## start

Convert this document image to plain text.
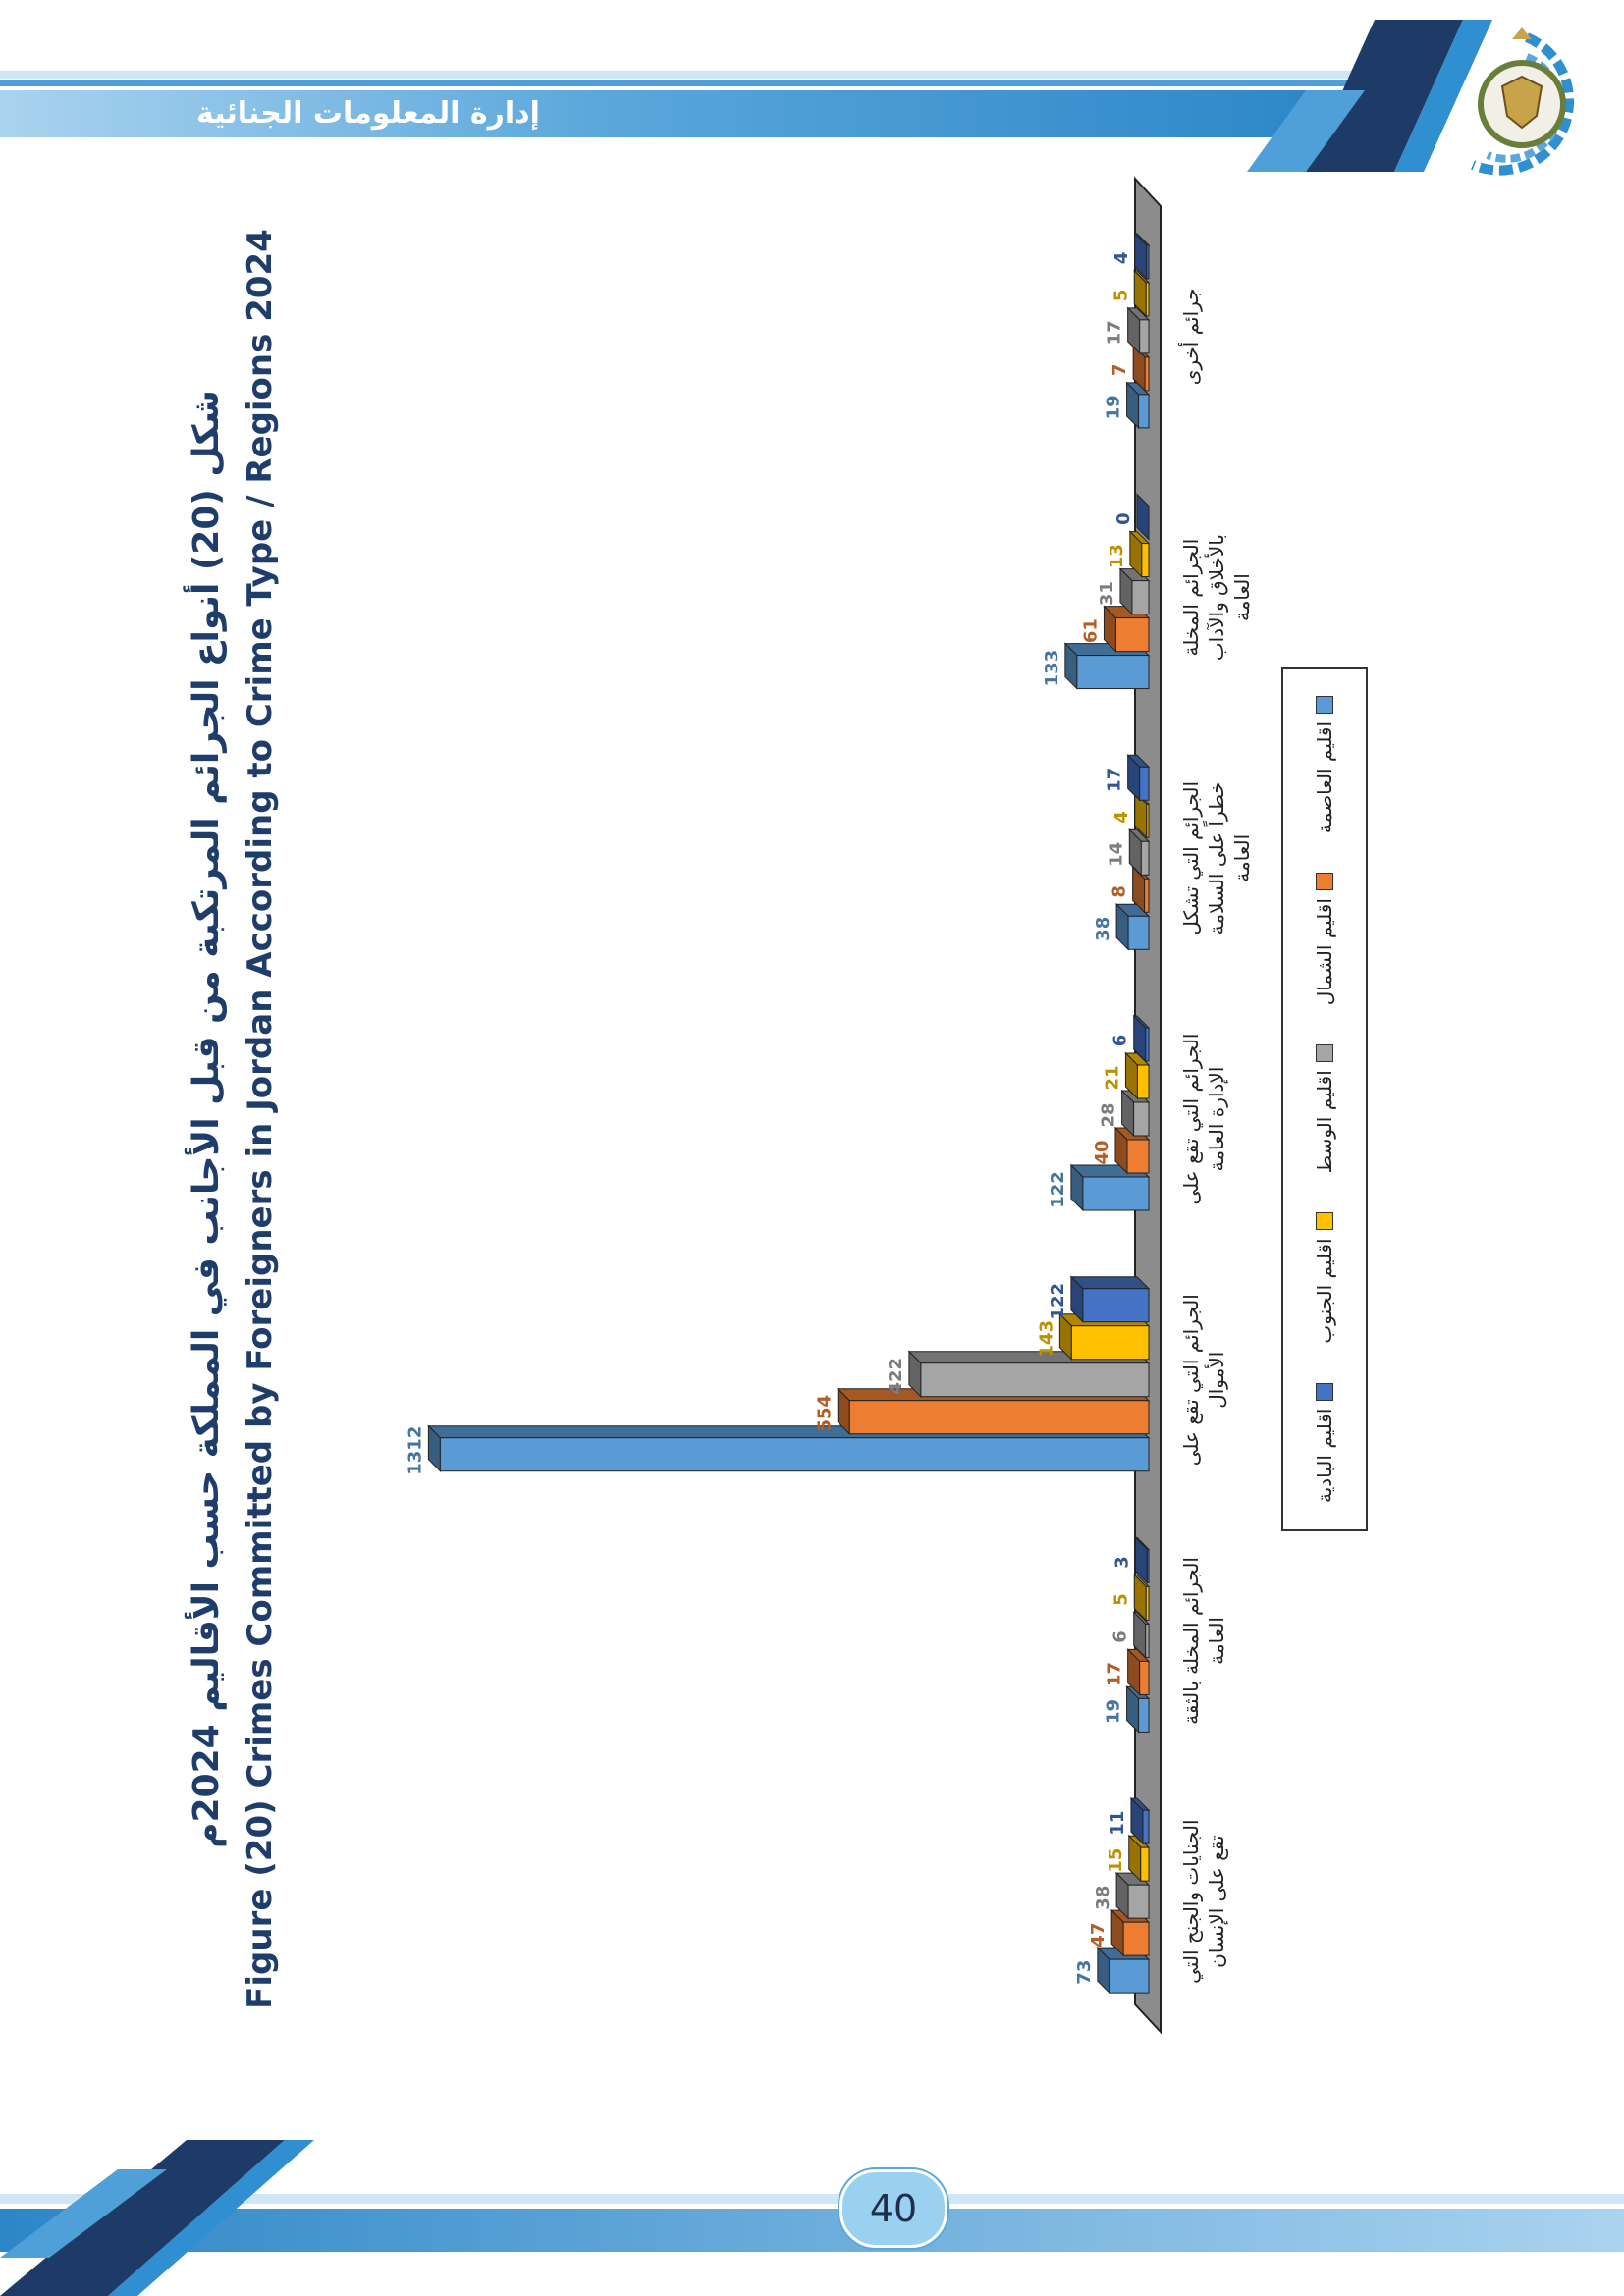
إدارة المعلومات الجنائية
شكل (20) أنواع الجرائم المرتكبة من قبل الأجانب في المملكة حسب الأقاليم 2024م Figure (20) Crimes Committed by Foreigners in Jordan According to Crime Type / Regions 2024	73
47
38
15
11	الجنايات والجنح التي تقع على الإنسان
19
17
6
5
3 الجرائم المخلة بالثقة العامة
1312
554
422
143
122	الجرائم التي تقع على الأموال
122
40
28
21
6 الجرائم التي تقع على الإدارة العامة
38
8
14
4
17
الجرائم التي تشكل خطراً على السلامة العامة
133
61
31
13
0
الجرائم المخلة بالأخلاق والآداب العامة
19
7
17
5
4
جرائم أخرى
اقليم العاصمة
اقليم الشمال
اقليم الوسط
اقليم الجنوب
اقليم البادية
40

## end
## start

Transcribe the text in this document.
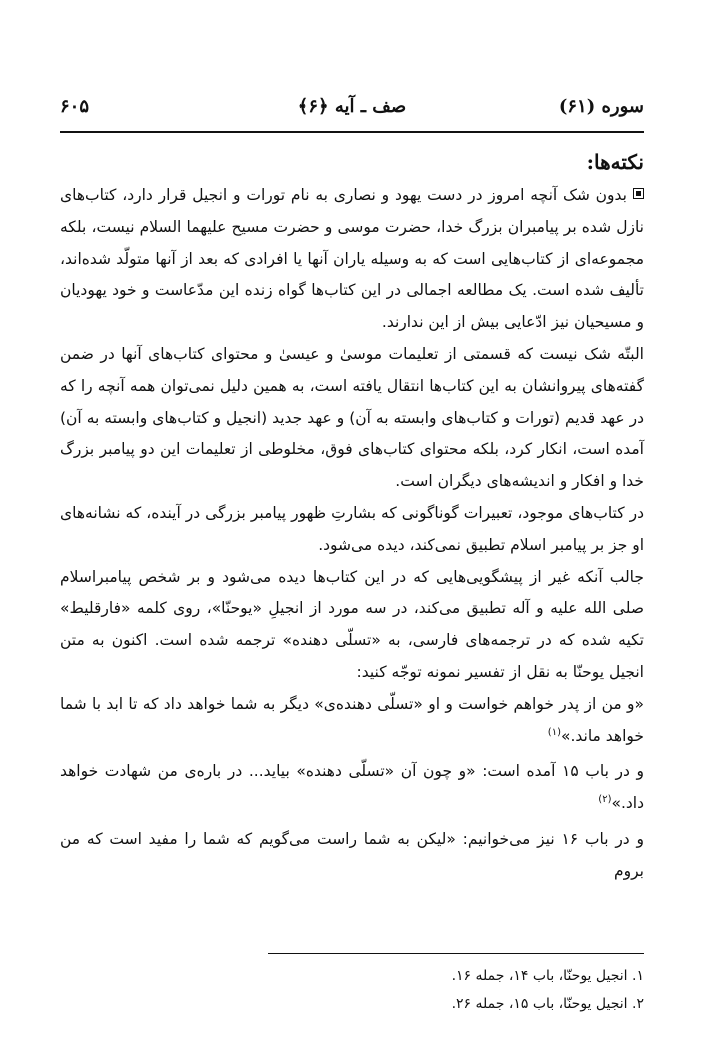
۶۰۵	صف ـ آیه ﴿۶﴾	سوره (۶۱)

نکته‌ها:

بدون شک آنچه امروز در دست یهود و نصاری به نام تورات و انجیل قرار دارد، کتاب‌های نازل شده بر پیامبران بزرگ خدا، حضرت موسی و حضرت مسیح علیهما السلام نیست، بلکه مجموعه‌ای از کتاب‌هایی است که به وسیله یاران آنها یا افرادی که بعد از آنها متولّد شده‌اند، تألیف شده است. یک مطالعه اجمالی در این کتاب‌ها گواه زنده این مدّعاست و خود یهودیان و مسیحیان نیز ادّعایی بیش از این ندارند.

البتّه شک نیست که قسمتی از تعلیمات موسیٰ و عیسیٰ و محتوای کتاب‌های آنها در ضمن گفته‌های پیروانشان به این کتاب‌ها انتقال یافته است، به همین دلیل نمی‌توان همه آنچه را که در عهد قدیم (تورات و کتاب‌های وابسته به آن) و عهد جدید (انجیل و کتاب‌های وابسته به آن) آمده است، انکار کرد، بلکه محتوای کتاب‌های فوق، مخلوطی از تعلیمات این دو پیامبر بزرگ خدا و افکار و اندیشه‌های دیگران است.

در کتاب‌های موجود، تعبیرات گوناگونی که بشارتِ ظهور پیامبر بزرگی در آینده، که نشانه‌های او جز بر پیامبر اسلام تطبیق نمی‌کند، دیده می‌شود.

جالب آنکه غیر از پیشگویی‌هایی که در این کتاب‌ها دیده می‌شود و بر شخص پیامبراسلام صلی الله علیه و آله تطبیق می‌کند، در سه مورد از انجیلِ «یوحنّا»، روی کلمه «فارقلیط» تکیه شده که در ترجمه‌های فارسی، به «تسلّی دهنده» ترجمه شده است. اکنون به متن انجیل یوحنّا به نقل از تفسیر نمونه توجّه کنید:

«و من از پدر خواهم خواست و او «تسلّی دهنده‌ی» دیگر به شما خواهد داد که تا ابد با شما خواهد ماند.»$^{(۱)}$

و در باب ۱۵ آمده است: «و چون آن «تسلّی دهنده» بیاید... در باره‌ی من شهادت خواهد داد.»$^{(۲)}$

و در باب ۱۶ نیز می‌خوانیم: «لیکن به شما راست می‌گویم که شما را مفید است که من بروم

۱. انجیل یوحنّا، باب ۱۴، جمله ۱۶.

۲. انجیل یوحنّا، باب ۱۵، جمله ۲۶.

## end
## start

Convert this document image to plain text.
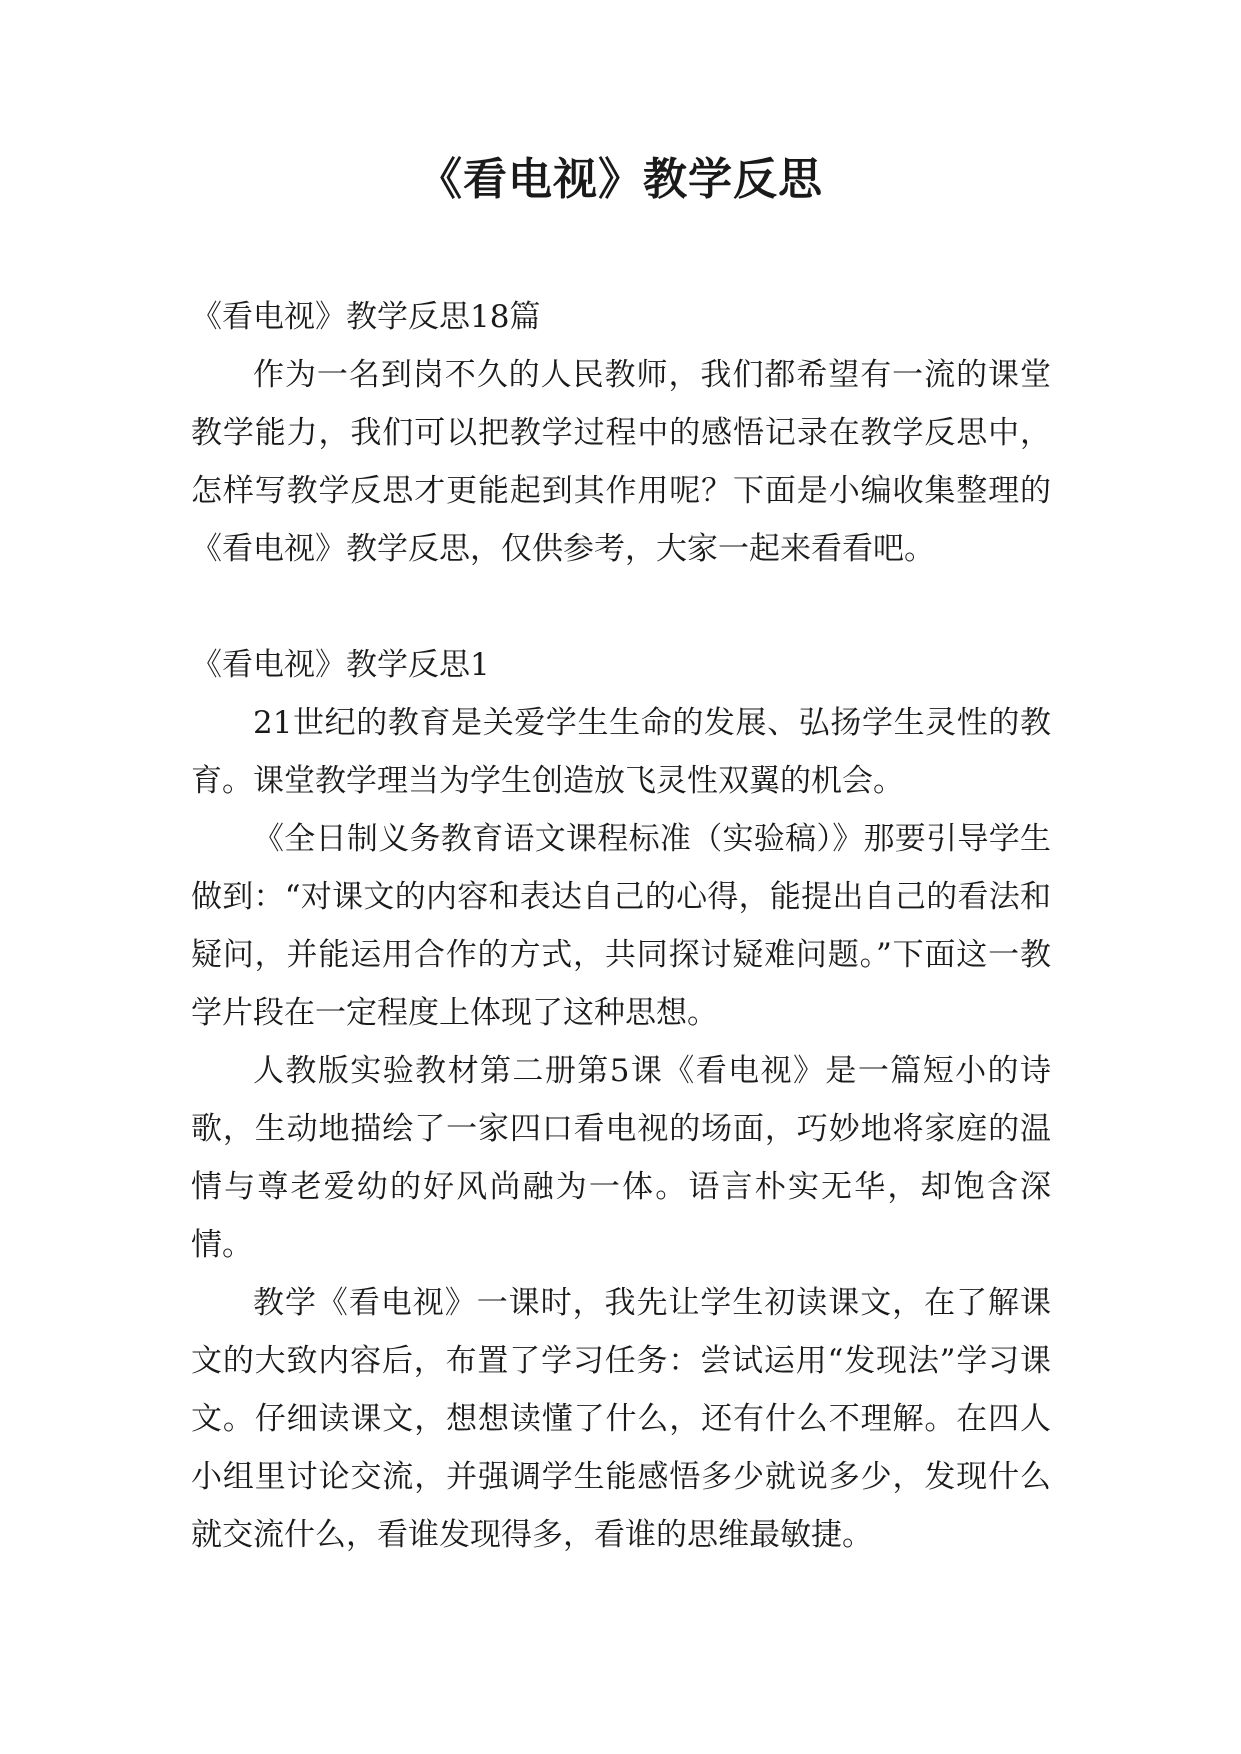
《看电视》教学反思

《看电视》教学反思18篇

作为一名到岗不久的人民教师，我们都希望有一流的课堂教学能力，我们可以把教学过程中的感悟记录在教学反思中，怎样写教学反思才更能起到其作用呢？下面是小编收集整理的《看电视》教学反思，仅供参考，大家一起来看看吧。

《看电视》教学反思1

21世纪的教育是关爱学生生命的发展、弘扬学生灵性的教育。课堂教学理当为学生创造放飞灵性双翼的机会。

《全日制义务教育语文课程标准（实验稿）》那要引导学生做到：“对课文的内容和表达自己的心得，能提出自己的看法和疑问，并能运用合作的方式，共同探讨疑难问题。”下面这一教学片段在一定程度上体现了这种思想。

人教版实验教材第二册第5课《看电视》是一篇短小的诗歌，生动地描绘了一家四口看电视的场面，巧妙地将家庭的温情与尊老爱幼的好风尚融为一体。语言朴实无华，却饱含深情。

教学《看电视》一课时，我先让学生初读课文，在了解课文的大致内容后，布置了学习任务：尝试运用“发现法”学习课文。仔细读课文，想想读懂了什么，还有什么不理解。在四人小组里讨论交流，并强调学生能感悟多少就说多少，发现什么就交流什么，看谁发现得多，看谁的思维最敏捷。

## end

**THE PROBLEM:** Copy each line from the records above that includes the string "الجرائم".

**EXPECTED ANSWER:**
شكل (20) أنواع الجرائم المرتكبة من قبل الأجانب في المملكة حسب الأقاليم 2024م Figure (20) Crimes Committed by Foreigners in Jordan According to Crime Type / Regions 2024	73
3 الجرائم المخلة بالثقة العامة
122	الجرائم التي تقع على الأموال
6 الجرائم التي تقع على الإدارة العامة
الجرائم التي تشكل خطراً على السلامة العامة
الجرائم المخلة بالأخلاق والآداب العامة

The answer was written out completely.